Data listing:

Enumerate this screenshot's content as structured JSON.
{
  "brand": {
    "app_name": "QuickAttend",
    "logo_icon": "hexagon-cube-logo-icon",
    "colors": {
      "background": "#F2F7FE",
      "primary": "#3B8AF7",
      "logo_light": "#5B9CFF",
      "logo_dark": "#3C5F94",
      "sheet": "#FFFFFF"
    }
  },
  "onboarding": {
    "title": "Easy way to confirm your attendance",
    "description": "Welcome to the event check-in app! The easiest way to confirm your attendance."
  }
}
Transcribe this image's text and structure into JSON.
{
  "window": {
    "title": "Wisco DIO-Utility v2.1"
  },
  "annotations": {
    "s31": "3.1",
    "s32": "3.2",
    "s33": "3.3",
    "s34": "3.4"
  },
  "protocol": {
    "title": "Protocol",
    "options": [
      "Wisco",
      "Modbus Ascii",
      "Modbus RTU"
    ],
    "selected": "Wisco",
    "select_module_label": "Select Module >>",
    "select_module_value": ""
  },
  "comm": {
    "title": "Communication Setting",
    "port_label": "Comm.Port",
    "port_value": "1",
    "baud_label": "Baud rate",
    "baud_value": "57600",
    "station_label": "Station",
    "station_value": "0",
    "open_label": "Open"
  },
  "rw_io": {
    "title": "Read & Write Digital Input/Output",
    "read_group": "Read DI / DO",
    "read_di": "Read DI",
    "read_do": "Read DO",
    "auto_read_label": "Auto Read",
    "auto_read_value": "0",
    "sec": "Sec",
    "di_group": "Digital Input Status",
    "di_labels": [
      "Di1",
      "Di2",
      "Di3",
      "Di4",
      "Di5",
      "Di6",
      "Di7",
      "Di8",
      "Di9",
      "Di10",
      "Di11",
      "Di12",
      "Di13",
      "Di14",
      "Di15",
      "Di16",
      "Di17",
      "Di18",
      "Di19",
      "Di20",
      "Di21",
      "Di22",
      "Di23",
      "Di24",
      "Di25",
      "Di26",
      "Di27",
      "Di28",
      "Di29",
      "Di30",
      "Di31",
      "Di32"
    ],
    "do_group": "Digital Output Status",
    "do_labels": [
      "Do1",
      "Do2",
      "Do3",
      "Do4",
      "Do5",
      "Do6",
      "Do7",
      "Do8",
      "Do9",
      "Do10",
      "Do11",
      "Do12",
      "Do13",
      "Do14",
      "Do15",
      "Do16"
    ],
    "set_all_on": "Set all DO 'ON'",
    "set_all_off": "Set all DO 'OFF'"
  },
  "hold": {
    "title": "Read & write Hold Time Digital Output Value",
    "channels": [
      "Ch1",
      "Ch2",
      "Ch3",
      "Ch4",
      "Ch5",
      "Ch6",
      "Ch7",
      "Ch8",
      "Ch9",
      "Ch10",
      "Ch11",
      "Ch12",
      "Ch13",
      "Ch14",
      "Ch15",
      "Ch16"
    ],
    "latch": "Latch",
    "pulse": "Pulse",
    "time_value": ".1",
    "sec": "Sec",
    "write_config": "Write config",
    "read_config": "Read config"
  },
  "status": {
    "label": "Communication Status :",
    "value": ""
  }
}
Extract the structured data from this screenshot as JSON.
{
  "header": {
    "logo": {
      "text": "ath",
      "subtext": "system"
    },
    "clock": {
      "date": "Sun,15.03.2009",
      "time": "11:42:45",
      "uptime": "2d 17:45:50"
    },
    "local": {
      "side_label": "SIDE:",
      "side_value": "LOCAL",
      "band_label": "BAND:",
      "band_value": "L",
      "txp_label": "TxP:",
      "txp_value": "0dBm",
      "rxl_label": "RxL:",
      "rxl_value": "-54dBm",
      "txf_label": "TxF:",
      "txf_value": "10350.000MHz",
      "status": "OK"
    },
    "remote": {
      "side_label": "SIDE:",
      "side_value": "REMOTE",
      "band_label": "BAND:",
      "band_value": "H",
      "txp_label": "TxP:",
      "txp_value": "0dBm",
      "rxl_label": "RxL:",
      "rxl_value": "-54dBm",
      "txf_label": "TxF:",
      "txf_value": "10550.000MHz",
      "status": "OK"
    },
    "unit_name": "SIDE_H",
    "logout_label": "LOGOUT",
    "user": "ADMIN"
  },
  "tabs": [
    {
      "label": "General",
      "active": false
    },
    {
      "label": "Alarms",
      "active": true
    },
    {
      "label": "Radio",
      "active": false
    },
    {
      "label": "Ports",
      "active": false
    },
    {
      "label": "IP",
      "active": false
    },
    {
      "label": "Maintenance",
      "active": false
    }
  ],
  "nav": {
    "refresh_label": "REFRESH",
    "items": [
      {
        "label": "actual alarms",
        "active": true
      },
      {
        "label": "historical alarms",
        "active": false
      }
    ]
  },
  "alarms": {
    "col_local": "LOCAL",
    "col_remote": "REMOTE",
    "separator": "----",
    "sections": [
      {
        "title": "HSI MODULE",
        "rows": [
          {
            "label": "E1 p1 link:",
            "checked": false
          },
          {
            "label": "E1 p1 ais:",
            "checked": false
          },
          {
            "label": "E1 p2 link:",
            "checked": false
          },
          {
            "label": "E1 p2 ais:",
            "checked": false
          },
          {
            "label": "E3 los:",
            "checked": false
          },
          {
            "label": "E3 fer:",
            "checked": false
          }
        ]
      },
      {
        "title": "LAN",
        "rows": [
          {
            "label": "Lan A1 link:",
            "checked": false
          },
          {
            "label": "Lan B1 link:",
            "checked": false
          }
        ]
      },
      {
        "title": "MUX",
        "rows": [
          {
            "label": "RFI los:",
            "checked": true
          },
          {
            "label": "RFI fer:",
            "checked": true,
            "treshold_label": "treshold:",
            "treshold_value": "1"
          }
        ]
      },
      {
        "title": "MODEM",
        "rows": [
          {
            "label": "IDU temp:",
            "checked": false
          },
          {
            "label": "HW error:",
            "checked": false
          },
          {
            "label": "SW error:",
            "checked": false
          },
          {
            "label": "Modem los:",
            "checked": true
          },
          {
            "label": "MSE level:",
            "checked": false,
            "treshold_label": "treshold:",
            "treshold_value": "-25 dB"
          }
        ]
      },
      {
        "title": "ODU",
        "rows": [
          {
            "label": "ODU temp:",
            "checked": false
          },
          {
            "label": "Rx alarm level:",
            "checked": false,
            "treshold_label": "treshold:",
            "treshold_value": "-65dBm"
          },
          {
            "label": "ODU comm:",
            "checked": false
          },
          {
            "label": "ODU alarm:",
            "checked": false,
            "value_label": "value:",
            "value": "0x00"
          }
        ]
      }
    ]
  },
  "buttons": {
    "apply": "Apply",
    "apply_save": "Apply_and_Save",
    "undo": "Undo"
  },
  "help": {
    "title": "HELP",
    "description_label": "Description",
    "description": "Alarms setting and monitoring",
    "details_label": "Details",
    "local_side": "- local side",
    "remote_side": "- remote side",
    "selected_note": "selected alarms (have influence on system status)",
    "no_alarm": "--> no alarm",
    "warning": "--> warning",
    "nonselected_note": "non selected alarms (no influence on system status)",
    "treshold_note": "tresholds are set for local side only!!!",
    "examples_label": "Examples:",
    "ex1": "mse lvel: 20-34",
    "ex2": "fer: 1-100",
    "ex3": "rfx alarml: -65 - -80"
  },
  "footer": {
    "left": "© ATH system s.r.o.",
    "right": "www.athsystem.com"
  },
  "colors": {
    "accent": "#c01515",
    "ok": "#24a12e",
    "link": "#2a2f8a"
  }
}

• **Written exercise**
Each line that contains the string "influence" counts once; report how many such lines the entries have, giving only the number.

• **Solution for this problem**
2